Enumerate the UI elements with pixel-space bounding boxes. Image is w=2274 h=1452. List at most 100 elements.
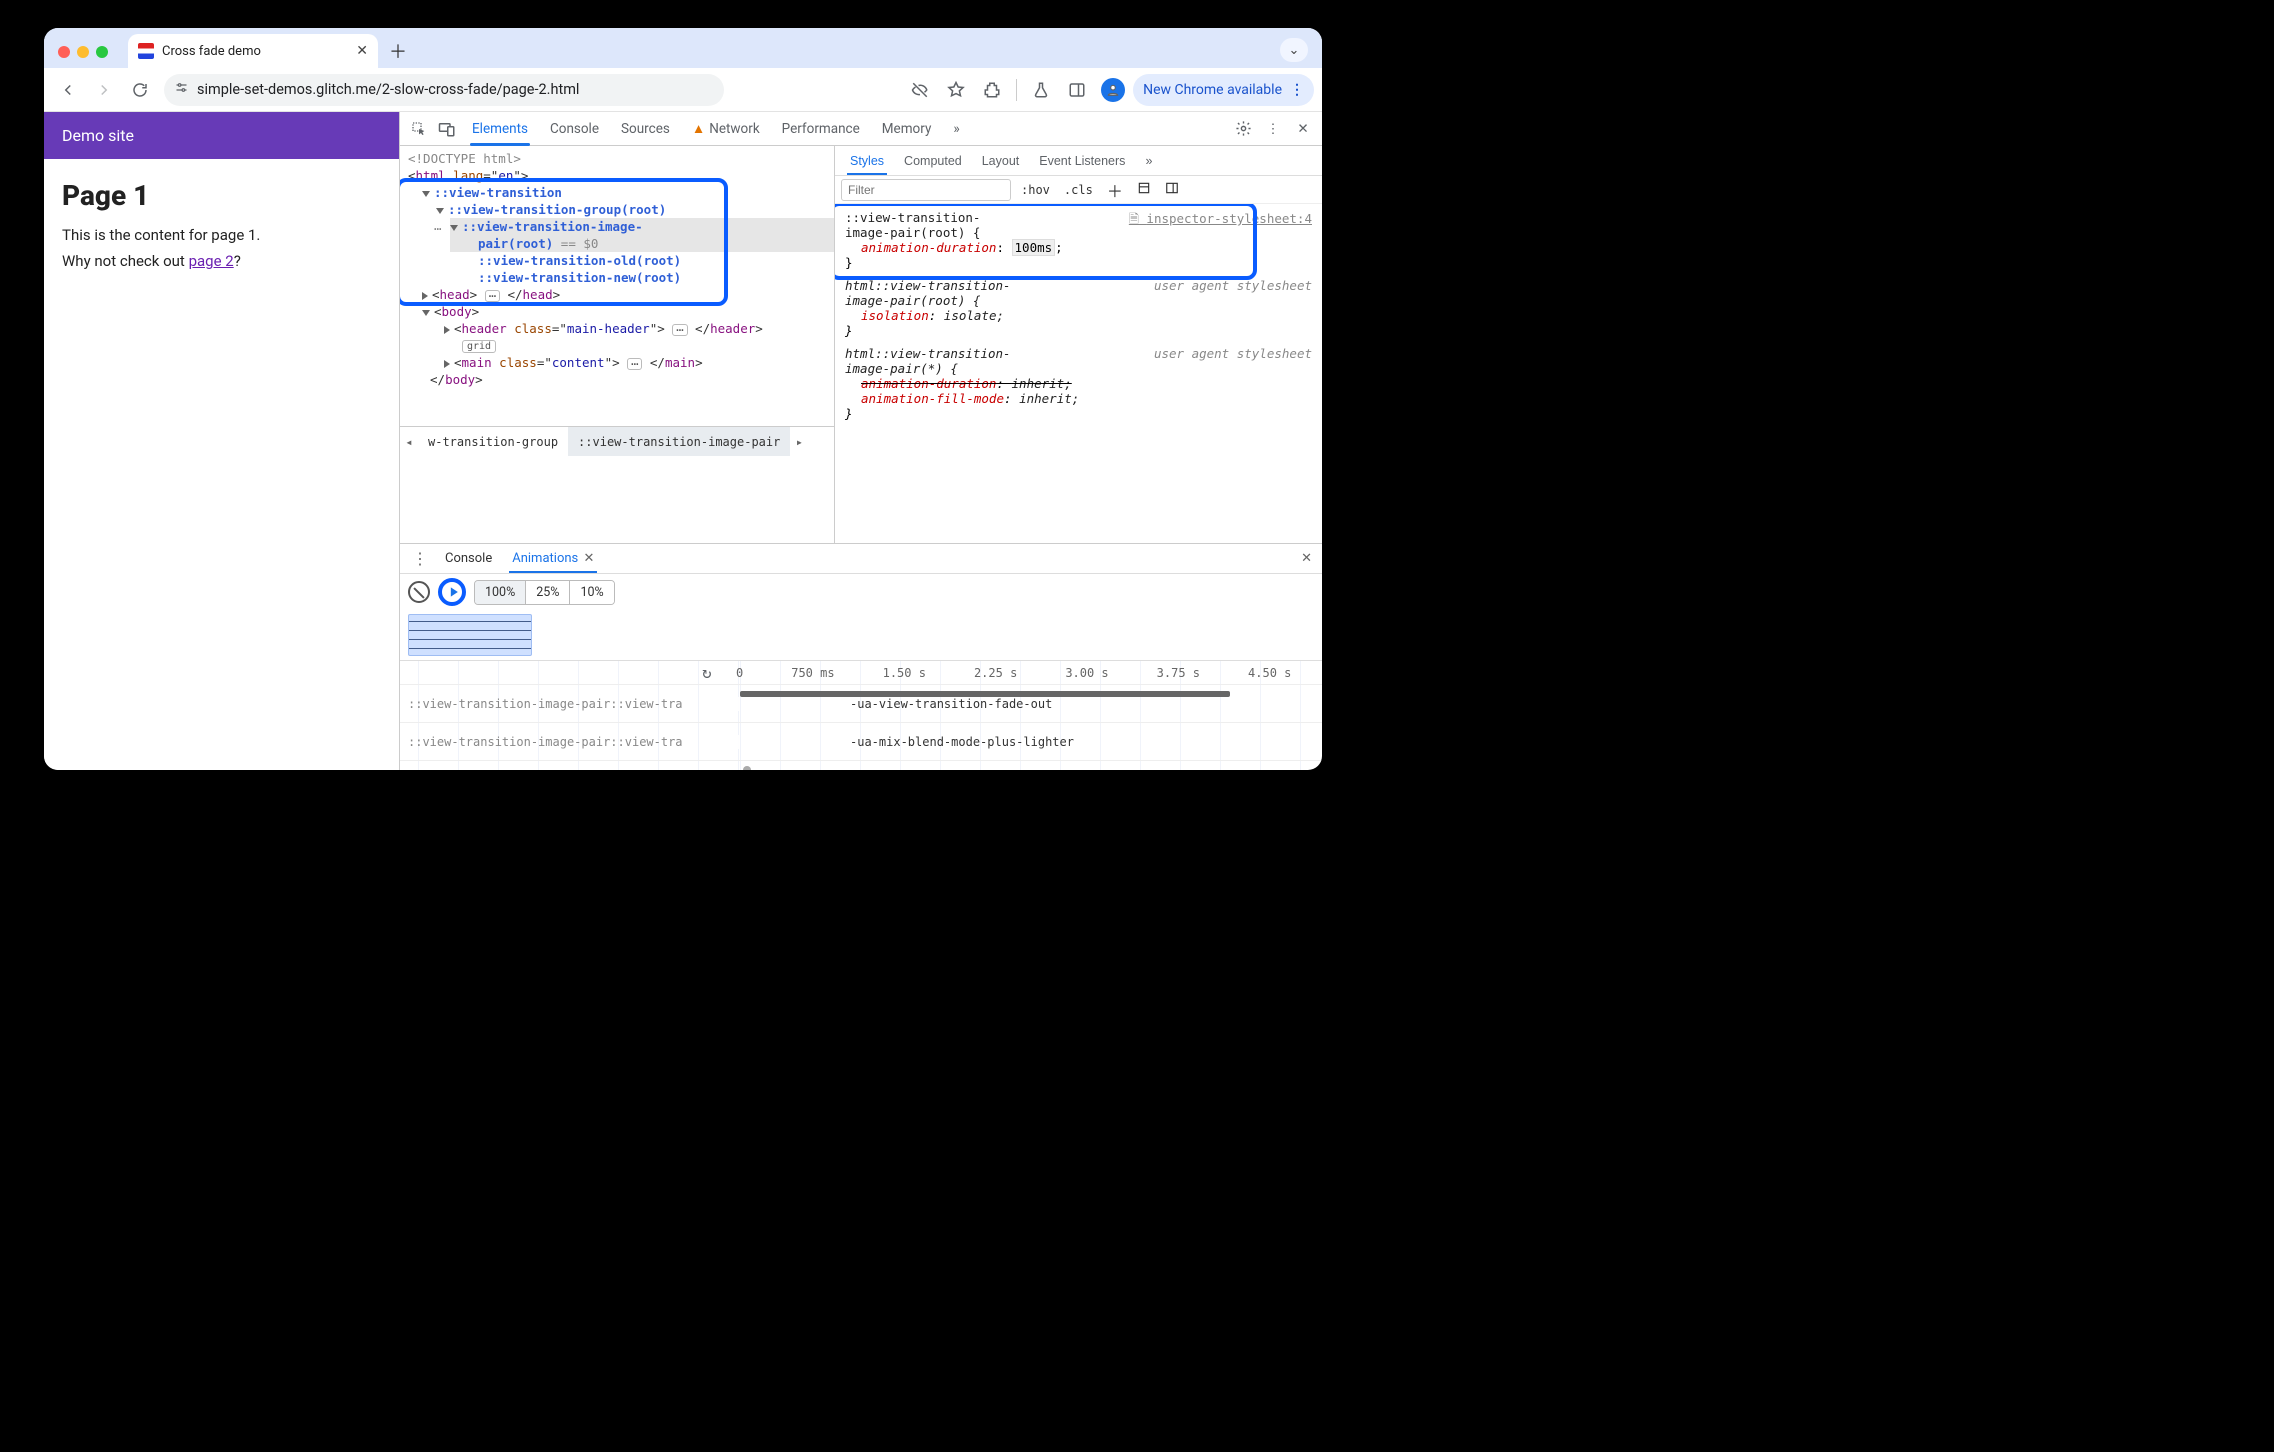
tab-sources[interactable]: Sources	[611, 113, 680, 145]
extensions-icon[interactable]	[976, 74, 1008, 106]
url-text: simple-set-demos.glitch.me/2-slow-cross-…	[197, 81, 579, 98]
devtools-tabs: Elements Console Sources ▲Network Perfor…	[400, 112, 1322, 146]
drawer-close[interactable]: ✕	[1301, 551, 1316, 566]
warning-icon: ▲	[692, 121, 705, 137]
new-style-rule-button[interactable]: ＋	[1103, 178, 1127, 202]
update-pill[interactable]: New Chrome available ⋮	[1133, 74, 1314, 106]
styles-panel: Styles Computed Layout Event Listeners »…	[835, 146, 1322, 543]
drawer-tab-animations[interactable]: Animations ✕	[503, 545, 603, 572]
styles-tabs-overflow[interactable]: »	[1136, 148, 1161, 174]
rendered-page: Demo site Page 1 This is the content for…	[44, 112, 399, 770]
tab-event-listeners[interactable]: Event Listeners	[1030, 148, 1134, 174]
bookmark-star-icon[interactable]	[940, 74, 972, 106]
browser-toolbar: simple-set-demos.glitch.me/2-slow-cross-…	[44, 68, 1322, 112]
page-link[interactable]: page 2	[189, 252, 234, 270]
back-button[interactable]	[52, 74, 84, 106]
vtip-node-selected-2[interactable]: pair(root) == $0	[450, 235, 834, 252]
settings-gear-icon[interactable]	[1230, 116, 1256, 142]
clear-animations-button[interactable]	[408, 581, 430, 603]
tab-layout-s[interactable]: Layout	[973, 148, 1029, 174]
maximize-window-button[interactable]	[96, 46, 108, 58]
inspect-element-icon[interactable]	[406, 116, 432, 142]
tab-styles[interactable]: Styles	[841, 148, 893, 174]
styles-rules[interactable]: 🗎 inspector-stylesheet:4 ::view-transiti…	[835, 204, 1322, 433]
tab-list-button[interactable]: ⌄	[1280, 38, 1308, 62]
omnibox[interactable]: simple-set-demos.glitch.me/2-slow-cross-…	[164, 74, 724, 106]
header-node[interactable]: <header class="main-header"> ⋯ </header>	[444, 320, 834, 337]
vtnew-node[interactable]: ::view-transition-new(root)	[478, 269, 834, 286]
update-pill-label: New Chrome available	[1143, 82, 1282, 98]
timeline-ruler: ↻ 0 750 ms 1.50 s 2.25 s 3.00 s 3.75 s 4…	[400, 661, 1322, 685]
rule-value-editable[interactable]: 100ms	[1012, 239, 1056, 256]
crumb-prev[interactable]: ◂	[400, 435, 418, 449]
animation-preview-thumbnail[interactable]	[408, 614, 532, 656]
styles-filter-input[interactable]	[841, 179, 1011, 201]
replay-icon[interactable]: ↻	[702, 663, 712, 682]
tab-performance[interactable]: Performance	[772, 113, 870, 145]
tab-network[interactable]: ▲Network	[682, 113, 770, 145]
animations-toolbar: 100% 25% 10%	[400, 574, 1322, 610]
tab-strip: Cross fade demo ✕ ＋ ⌄	[44, 28, 1322, 68]
html-node[interactable]: <html lang="en">	[408, 167, 834, 184]
kebab-icon: ⋮	[1290, 82, 1304, 98]
separator	[1016, 79, 1017, 101]
animations-timeline[interactable]: ↻ 0 750 ms 1.50 s 2.25 s 3.00 s 3.75 s 4…	[400, 660, 1322, 770]
cls-toggle[interactable]: .cls	[1060, 183, 1097, 197]
speed-10[interactable]: 10%	[570, 581, 613, 604]
page-heading: Page 1	[62, 179, 381, 212]
vtold-node[interactable]: ::view-transition-old(root)	[478, 252, 834, 269]
site-settings-icon[interactable]	[174, 80, 189, 99]
hov-toggle[interactable]: :hov	[1017, 183, 1054, 197]
speed-25[interactable]: 25%	[526, 581, 570, 604]
new-tab-button[interactable]: ＋	[384, 37, 412, 65]
tab-memory[interactable]: Memory	[872, 113, 942, 145]
rule-ua-2[interactable]: user agent stylesheet html::view-transit…	[845, 346, 1312, 421]
grid-badge[interactable]: grid	[444, 337, 834, 354]
dom-tree[interactable]: <!DOCTYPE html> <html lang="en"> ::view-…	[400, 146, 834, 426]
styles-tabs: Styles Computed Layout Event Listeners »	[835, 146, 1322, 176]
vtip-node-selected[interactable]: ::view-transition-image-	[450, 218, 834, 235]
body-node[interactable]: <body>	[422, 303, 834, 320]
side-panel-icon[interactable]	[1061, 74, 1093, 106]
page-paragraph-1: This is the content for page 1.	[62, 226, 381, 244]
head-node[interactable]: <head> ⋯ </head>	[422, 286, 834, 303]
styles-toolbar: :hov .cls ＋	[835, 176, 1322, 204]
close-animations-tab[interactable]: ✕	[583, 551, 594, 566]
forward-button[interactable]	[88, 74, 120, 106]
crumb-1[interactable]: w-transition-group	[418, 427, 568, 456]
reload-button[interactable]	[124, 74, 156, 106]
kebab-menu-icon[interactable]: ⋮	[1260, 116, 1286, 142]
eye-off-icon[interactable]	[904, 74, 936, 106]
profile-button[interactable]	[1097, 74, 1129, 106]
minimize-window-button[interactable]	[77, 46, 89, 58]
rule-ua-1[interactable]: user agent stylesheet html::view-transit…	[845, 278, 1312, 338]
tabs-overflow[interactable]: »	[943, 113, 969, 145]
tab-computed[interactable]: Computed	[895, 148, 971, 174]
browser-tab[interactable]: Cross fade demo ✕	[128, 34, 378, 68]
crumb-next[interactable]: ▸	[790, 435, 808, 449]
drawer-tab-console[interactable]: Console	[436, 545, 501, 572]
device-toolbar-icon[interactable]	[434, 116, 460, 142]
rule-source-link[interactable]: 🗎 inspector-stylesheet:4	[1129, 210, 1312, 231]
speed-100[interactable]: 100%	[475, 581, 526, 604]
timeline-row-1[interactable]: ::view-transition-image-pair::view-tra -…	[400, 685, 1322, 723]
rule-inspector[interactable]: 🗎 inspector-stylesheet:4 ::view-transiti…	[845, 210, 1312, 270]
vt-node[interactable]: ::view-transition	[422, 184, 834, 201]
crumb-2[interactable]: ::view-transition-image-pair	[568, 427, 790, 456]
close-devtools-button[interactable]: ✕	[1290, 116, 1316, 142]
vtg-node[interactable]: ::view-transition-group(root)	[436, 201, 834, 218]
computed-panel-icon[interactable]	[1133, 181, 1155, 198]
timeline-row-2[interactable]: ::view-transition-image-pair::view-tra -…	[400, 723, 1322, 761]
tab-close-button[interactable]: ✕	[356, 43, 368, 59]
drawer-kebab-icon[interactable]: ⋮	[406, 549, 434, 568]
play-pause-button[interactable]	[438, 578, 466, 606]
doctype-node[interactable]: <!DOCTYPE html>	[408, 150, 834, 167]
experiments-flask-icon[interactable]	[1025, 74, 1057, 106]
close-window-button[interactable]	[58, 46, 70, 58]
site-header: Demo site	[44, 112, 399, 159]
main-node[interactable]: <main class="content"> ⋯ </main>	[444, 354, 834, 371]
toggle-sidebar-icon[interactable]	[1161, 181, 1183, 198]
tab-console[interactable]: Console	[540, 113, 609, 145]
playhead-icon[interactable]	[743, 766, 751, 770]
tab-elements[interactable]: Elements	[462, 113, 538, 145]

════════════════

Please reproduce all of the data above line for line, leaving out the pictures.

Enumerate the UI elements with pixel-space bounding boxes. Image is w=2274 h=1452. List at most 100 elements.
tab-sources[interactable]: Sources	[611, 113, 680, 145]
extensions-icon[interactable]	[976, 74, 1008, 106]
url-text: simple-set-demos.glitch.me/2-slow-cross-…	[197, 81, 579, 98]
devtools-tabs: Elements Console Sources ▲Network Perfor…	[400, 112, 1322, 146]
drawer-close[interactable]: ✕	[1301, 551, 1316, 566]
warning-icon: ▲	[692, 121, 705, 137]
new-style-rule-button[interactable]: ＋	[1103, 178, 1127, 202]
update-pill[interactable]: New Chrome available ⋮	[1133, 74, 1314, 106]
styles-panel: Styles Computed Layout Event Listeners »…	[835, 146, 1322, 543]
drawer-tab-animations[interactable]: Animations ✕	[503, 545, 603, 572]
styles-tabs-overflow[interactable]: »	[1136, 148, 1161, 174]
rendered-page: Demo site Page 1 This is the content for…	[44, 112, 399, 770]
tab-event-listeners[interactable]: Event Listeners	[1030, 148, 1134, 174]
bookmark-star-icon[interactable]	[940, 74, 972, 106]
browser-toolbar: simple-set-demos.glitch.me/2-slow-cross-…	[44, 68, 1322, 112]
page-link[interactable]: page 2	[189, 252, 234, 270]
back-button[interactable]	[52, 74, 84, 106]
vtip-node-selected-2[interactable]: pair(root) == $0	[450, 235, 834, 252]
settings-gear-icon[interactable]	[1230, 116, 1256, 142]
clear-animations-button[interactable]	[408, 581, 430, 603]
tab-layout-s[interactable]: Layout	[973, 148, 1029, 174]
maximize-window-button[interactable]	[96, 46, 108, 58]
inspect-element-icon[interactable]	[406, 116, 432, 142]
tab-styles[interactable]: Styles	[841, 148, 893, 174]
styles-rules[interactable]: 🗎 inspector-stylesheet:4 ::view-transiti…	[835, 204, 1322, 433]
tab-list-button[interactable]: ⌄	[1280, 38, 1308, 62]
omnibox[interactable]: simple-set-demos.glitch.me/2-slow-cross-…	[164, 74, 724, 106]
header-node[interactable]: <header class="main-header"> ⋯ </header>	[444, 320, 834, 337]
vtnew-node[interactable]: ::view-transition-new(root)	[478, 269, 834, 286]
update-pill-label: New Chrome available	[1143, 82, 1282, 98]
timeline-ruler: ↻ 0 750 ms 1.50 s 2.25 s 3.00 s 3.75 s 4…	[400, 661, 1322, 685]
rule-value-editable[interactable]: 100ms	[1012, 239, 1056, 256]
crumb-prev[interactable]: ◂	[400, 435, 418, 449]
animation-preview-thumbnail[interactable]	[408, 614, 532, 656]
styles-filter-input[interactable]	[841, 179, 1011, 201]
replay-icon[interactable]: ↻	[702, 663, 712, 682]
tab-performance[interactable]: Performance	[772, 113, 870, 145]
tab-network[interactable]: ▲Network	[682, 113, 770, 145]
animations-toolbar: 100% 25% 10%	[400, 574, 1322, 610]
tab-strip: Cross fade demo ✕ ＋ ⌄	[44, 28, 1322, 68]
html-node[interactable]: <html lang="en">	[408, 167, 834, 184]
kebab-icon: ⋮	[1290, 82, 1304, 98]
separator	[1016, 79, 1017, 101]
animations-timeline[interactable]: ↻ 0 750 ms 1.50 s 2.25 s 3.00 s 3.75 s 4…	[400, 660, 1322, 770]
cls-toggle[interactable]: .cls	[1060, 183, 1097, 197]
speed-10[interactable]: 10%	[570, 581, 613, 604]
page-heading: Page 1	[62, 179, 381, 212]
vtold-node[interactable]: ::view-transition-old(root)	[478, 252, 834, 269]
site-settings-icon[interactable]	[174, 80, 189, 99]
hov-toggle[interactable]: :hov	[1017, 183, 1054, 197]
speed-25[interactable]: 25%	[526, 581, 570, 604]
new-tab-button[interactable]: ＋	[384, 37, 412, 65]
tab-memory[interactable]: Memory	[872, 113, 942, 145]
rule-ua-2[interactable]: user agent stylesheet html::view-transit…	[845, 346, 1312, 421]
grid-badge[interactable]: grid	[444, 337, 834, 354]
dom-tree[interactable]: <!DOCTYPE html> <html lang="en"> ::view-…	[400, 146, 834, 426]
styles-tabs: Styles Computed Layout Event Listeners »	[835, 146, 1322, 176]
vtip-node-selected[interactable]: ::view-transition-image-	[450, 218, 834, 235]
body-node[interactable]: <body>	[422, 303, 834, 320]
side-panel-icon[interactable]	[1061, 74, 1093, 106]
page-paragraph-1: This is the content for page 1.	[62, 226, 381, 244]
head-node[interactable]: <head> ⋯ </head>	[422, 286, 834, 303]
styles-toolbar: :hov .cls ＋	[835, 176, 1322, 204]
close-animations-tab[interactable]: ✕	[583, 551, 594, 566]
forward-button[interactable]	[88, 74, 120, 106]
crumb-1[interactable]: w-transition-group	[418, 427, 568, 456]
reload-button[interactable]	[124, 74, 156, 106]
kebab-menu-icon[interactable]: ⋮	[1260, 116, 1286, 142]
eye-off-icon[interactable]	[904, 74, 936, 106]
profile-button[interactable]	[1097, 74, 1129, 106]
minimize-window-button[interactable]	[77, 46, 89, 58]
rule-ua-1[interactable]: user agent stylesheet html::view-transit…	[845, 278, 1312, 338]
tabs-overflow[interactable]: »	[943, 113, 969, 145]
tab-computed[interactable]: Computed	[895, 148, 971, 174]
browser-tab[interactable]: Cross fade demo ✕	[128, 34, 378, 68]
crumb-next[interactable]: ▸	[790, 435, 808, 449]
drawer-tab-console[interactable]: Console	[436, 545, 501, 572]
device-toolbar-icon[interactable]	[434, 116, 460, 142]
rule-source-link[interactable]: 🗎 inspector-stylesheet:4	[1129, 210, 1312, 231]
speed-100[interactable]: 100%	[475, 581, 526, 604]
timeline-row-1[interactable]: ::view-transition-image-pair::view-tra -…	[400, 685, 1322, 723]
rule-inspector[interactable]: 🗎 inspector-stylesheet:4 ::view-transiti…	[845, 210, 1312, 270]
vt-node[interactable]: ::view-transition	[422, 184, 834, 201]
crumb-2[interactable]: ::view-transition-image-pair	[568, 427, 790, 456]
close-devtools-button[interactable]: ✕	[1290, 116, 1316, 142]
vtg-node[interactable]: ::view-transition-group(root)	[436, 201, 834, 218]
computed-panel-icon[interactable]	[1133, 181, 1155, 198]
timeline-row-2[interactable]: ::view-transition-image-pair::view-tra -…	[400, 723, 1322, 761]
tab-close-button[interactable]: ✕	[356, 43, 368, 59]
drawer-kebab-icon[interactable]: ⋮	[406, 549, 434, 568]
play-pause-button[interactable]	[438, 578, 466, 606]
doctype-node[interactable]: <!DOCTYPE html>	[408, 150, 834, 167]
experiments-flask-icon[interactable]	[1025, 74, 1057, 106]
close-window-button[interactable]	[58, 46, 70, 58]
site-header: Demo site	[44, 112, 399, 159]
main-node[interactable]: <main class="content"> ⋯ </main>	[444, 354, 834, 371]
toggle-sidebar-icon[interactable]	[1161, 181, 1183, 198]
tab-console[interactable]: Console	[540, 113, 609, 145]
playhead-icon[interactable]	[743, 766, 751, 770]
tab-elements[interactable]: Elements	[462, 113, 538, 145]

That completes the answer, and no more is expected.